[DATA FOR THIS EXERCISE]
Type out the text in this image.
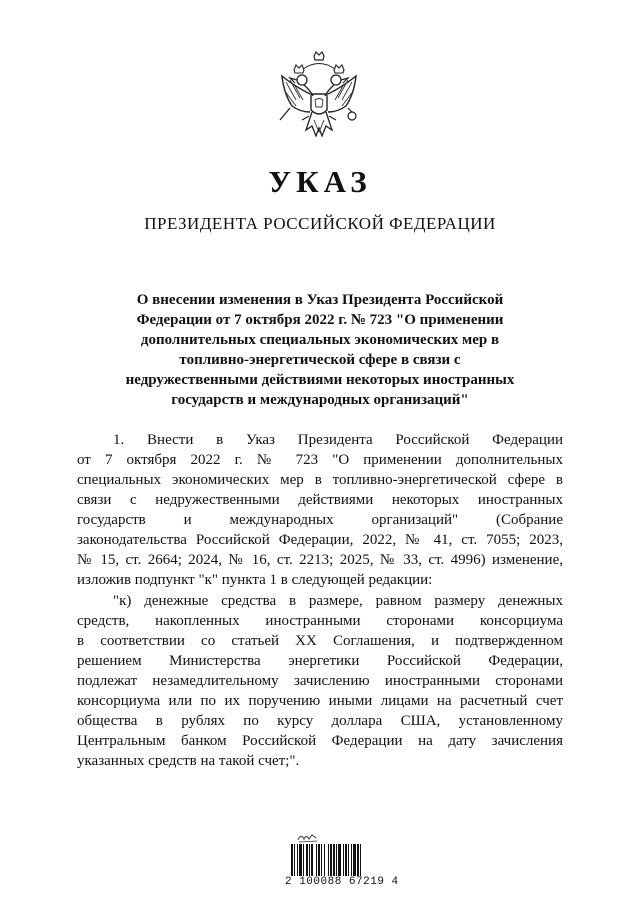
УКАЗ
ПРЕЗИДЕНТА РОССИЙСКОЙ ФЕДЕРАЦИИ
О внесении изменения в Указ Президента Российской
Федерации от 7 октября 2022 г. № 723 "О применении
дополнительных специальных экономических мер в
топливно-энергетической сфере в связи с
недружественными действиями некоторых иностранных
государств и международных организаций"

1. Внести в Указ Президента Российской Федерации
от 7 октября 2022 г. № 723 "О применении дополнительных
специальных экономических мер в топливно-энергетической сфере в
связи с недружественными действиями некоторых иностранных
государств и международных организаций" (Собрание
законодательства Российской Федерации, 2022, № 41, ст. 7055; 2023,
№ 15, ст. 2664; 2024, № 16, ст. 2213; 2025, № 33, ст. 4996) изменение,
изложив подпункт "к" пункта 1 в следующей редакции:

"к) денежные средства в размере, равном размеру денежных
средств, накопленных иностранными сторонами консорциума
в соответствии со статьей XX Соглашения, и подтвержденном
решением Министерства энергетики Российской Федерации,
подлежат незамедлительному зачислению иностранными сторонами
консорциума или по их поручению иными лицами на расчетный счет
общества в рублях по курсу доллара США, установленному
Центральным банком Российской Федерации на дату зачисления
указанных средств на такой счет;".

2 100088 67219 4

[STATED EXERCISE] Each line above is to be copied verbatim. Drop any image from the copy.

[WORKED ANSWER]
Type out the text in this image.
УКАЗ
ПРЕЗИДЕНТА РОССИЙСКОЙ ФЕДЕРАЦИИ
О внесении изменения в Указ Президента Российской
Федерации от 7 октября 2022 г. № 723 "О применении
дополнительных специальных экономических мер в
топливно-энергетической сфере в связи с
недружественными действиями некоторых иностранных
государств и международных организаций"

1. Внести в Указ Президента Российской Федерации
от 7 октября 2022 г. № 723 "О применении дополнительных
специальных экономических мер в топливно-энергетической сфере в
связи с недружественными действиями некоторых иностранных
государств и международных организаций" (Собрание
законодательства Российской Федерации, 2022, № 41, ст. 7055; 2023,
№ 15, ст. 2664; 2024, № 16, ст. 2213; 2025, № 33, ст. 4996) изменение,
изложив подпункт "к" пункта 1 в следующей редакции:

"к) денежные средства в размере, равном размеру денежных
средств, накопленных иностранными сторонами консорциума
в соответствии со статьей XX Соглашения, и подтвержденном
решением Министерства энергетики Российской Федерации,
подлежат незамедлительному зачислению иностранными сторонами
консорциума или по их поручению иными лицами на расчетный счет
общества в рублях по курсу доллара США, установленному
Центральным банком Российской Федерации на дату зачисления
указанных средств на такой счет;".

2 100088 67219 4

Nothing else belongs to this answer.